> Exercise: Single out each line with the word "ASPM" and copy it.

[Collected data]
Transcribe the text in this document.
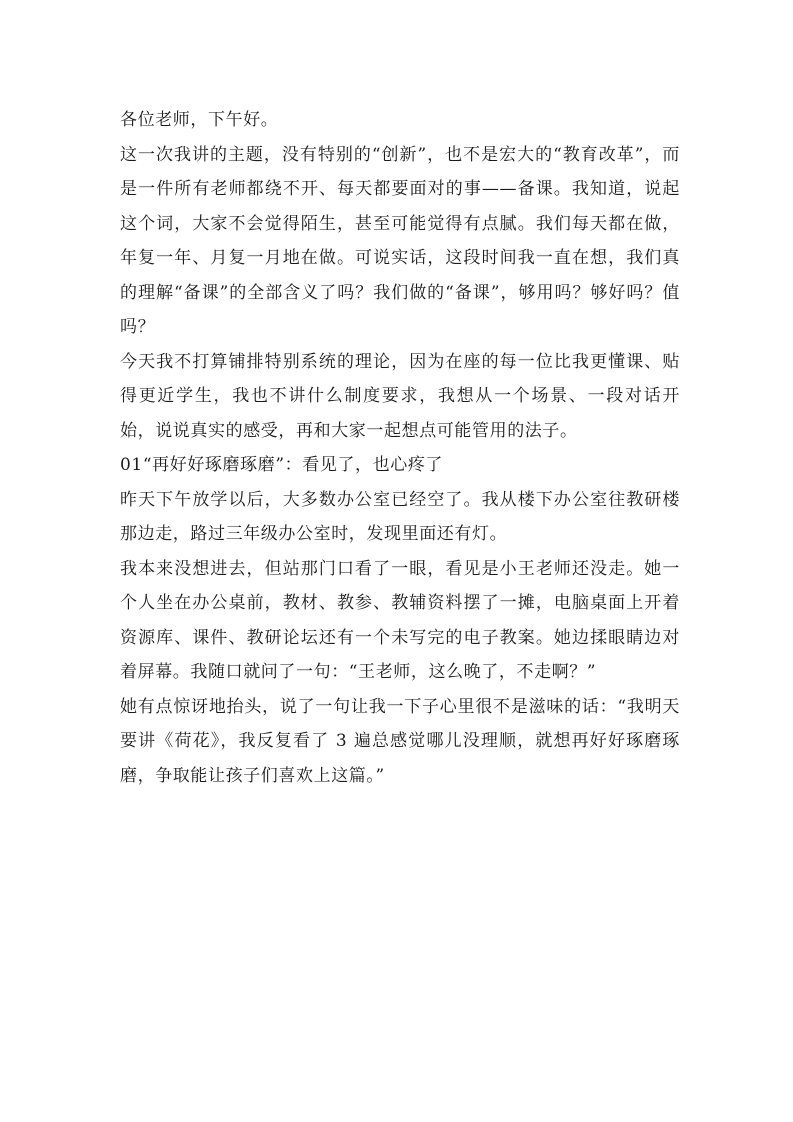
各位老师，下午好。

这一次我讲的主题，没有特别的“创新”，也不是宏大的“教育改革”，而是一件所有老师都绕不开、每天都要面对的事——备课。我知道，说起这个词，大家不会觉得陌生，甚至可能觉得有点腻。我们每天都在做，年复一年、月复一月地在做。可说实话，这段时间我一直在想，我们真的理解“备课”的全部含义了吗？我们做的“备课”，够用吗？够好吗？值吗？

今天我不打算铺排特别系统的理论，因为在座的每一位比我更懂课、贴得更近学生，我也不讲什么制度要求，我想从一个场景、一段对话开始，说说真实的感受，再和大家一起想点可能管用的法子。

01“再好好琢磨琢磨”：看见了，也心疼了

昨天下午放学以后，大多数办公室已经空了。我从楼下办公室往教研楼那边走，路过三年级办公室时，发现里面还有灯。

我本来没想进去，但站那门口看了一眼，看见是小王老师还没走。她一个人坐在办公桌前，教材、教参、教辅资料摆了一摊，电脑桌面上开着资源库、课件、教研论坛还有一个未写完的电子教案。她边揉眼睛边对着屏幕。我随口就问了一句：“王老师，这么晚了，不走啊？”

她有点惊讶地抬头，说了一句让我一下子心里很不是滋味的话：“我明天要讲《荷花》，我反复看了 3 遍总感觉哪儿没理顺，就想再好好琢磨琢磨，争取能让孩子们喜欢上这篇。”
==
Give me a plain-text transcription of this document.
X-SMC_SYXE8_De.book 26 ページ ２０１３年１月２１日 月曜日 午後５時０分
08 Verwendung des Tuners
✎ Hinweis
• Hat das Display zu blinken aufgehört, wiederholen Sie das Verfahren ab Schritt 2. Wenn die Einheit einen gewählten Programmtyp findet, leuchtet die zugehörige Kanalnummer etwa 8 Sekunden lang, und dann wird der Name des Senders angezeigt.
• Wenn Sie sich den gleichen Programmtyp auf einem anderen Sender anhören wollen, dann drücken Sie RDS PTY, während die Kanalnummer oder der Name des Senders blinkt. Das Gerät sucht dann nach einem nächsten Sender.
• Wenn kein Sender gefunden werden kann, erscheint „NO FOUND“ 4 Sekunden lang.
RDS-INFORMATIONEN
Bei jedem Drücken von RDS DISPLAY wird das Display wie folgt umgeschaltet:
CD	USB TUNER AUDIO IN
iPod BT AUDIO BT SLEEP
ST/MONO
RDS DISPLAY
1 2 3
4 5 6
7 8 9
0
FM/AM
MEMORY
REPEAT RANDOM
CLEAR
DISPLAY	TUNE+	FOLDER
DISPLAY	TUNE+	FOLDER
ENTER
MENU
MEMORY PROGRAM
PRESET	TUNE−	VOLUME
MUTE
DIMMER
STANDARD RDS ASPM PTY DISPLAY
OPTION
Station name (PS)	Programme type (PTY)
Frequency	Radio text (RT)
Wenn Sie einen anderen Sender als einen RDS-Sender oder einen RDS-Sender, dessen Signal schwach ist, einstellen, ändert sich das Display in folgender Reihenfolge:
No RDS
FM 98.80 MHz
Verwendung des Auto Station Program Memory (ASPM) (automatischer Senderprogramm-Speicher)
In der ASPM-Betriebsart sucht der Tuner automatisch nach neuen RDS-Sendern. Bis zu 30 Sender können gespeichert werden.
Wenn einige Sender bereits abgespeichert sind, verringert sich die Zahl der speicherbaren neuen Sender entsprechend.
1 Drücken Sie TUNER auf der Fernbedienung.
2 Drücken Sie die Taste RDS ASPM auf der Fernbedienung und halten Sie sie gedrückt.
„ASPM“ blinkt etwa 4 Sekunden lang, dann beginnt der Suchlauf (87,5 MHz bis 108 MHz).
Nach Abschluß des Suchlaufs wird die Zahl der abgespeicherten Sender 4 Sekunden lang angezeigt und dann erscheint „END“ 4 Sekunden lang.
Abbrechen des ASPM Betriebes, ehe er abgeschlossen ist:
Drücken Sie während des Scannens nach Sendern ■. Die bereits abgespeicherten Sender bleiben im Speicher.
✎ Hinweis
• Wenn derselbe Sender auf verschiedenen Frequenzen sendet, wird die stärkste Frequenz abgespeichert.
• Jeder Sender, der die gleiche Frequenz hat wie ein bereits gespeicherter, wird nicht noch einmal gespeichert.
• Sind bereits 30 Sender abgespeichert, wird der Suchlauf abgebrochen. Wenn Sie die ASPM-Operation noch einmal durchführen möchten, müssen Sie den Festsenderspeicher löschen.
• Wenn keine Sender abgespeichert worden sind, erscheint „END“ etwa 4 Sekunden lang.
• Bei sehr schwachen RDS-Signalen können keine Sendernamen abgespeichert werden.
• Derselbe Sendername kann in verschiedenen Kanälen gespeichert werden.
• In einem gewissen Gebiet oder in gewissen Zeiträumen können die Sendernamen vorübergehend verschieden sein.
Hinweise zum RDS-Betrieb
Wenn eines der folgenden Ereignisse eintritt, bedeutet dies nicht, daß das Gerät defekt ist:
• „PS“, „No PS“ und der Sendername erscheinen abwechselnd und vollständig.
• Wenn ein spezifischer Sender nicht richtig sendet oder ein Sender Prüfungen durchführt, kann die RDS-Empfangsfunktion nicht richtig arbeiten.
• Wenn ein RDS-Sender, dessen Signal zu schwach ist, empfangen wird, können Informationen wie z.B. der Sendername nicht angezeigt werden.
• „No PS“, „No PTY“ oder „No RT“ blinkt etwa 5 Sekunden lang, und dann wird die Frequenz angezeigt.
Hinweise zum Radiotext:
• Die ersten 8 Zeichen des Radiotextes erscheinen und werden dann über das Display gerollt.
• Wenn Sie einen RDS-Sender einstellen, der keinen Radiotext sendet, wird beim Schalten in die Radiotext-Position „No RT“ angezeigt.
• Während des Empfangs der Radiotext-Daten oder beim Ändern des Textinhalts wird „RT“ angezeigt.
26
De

> Task answer:
STANDARD RDS ASPM PTY DISPLAY
Verwendung des Auto Station Program Memory (ASPM) (automatischer Senderprogramm-Speicher)
In der ASPM-Betriebsart sucht der Tuner automatisch nach neuen RDS-Sendern. Bis zu 30 Sender können gespeichert werden.
2 Drücken Sie die Taste RDS ASPM auf der Fernbedienung und halten Sie sie gedrückt.
„ASPM“ blinkt etwa 4 Sekunden lang, dann beginnt der Suchlauf (87,5 MHz bis 108 MHz).
Abbrechen des ASPM Betriebes, ehe er abgeschlossen ist:
• Sind bereits 30 Sender abgespeichert, wird der Suchlauf abgebrochen. Wenn Sie die ASPM-Operation noch einmal durchführen möchten, müssen Sie den Festsenderspeicher löschen.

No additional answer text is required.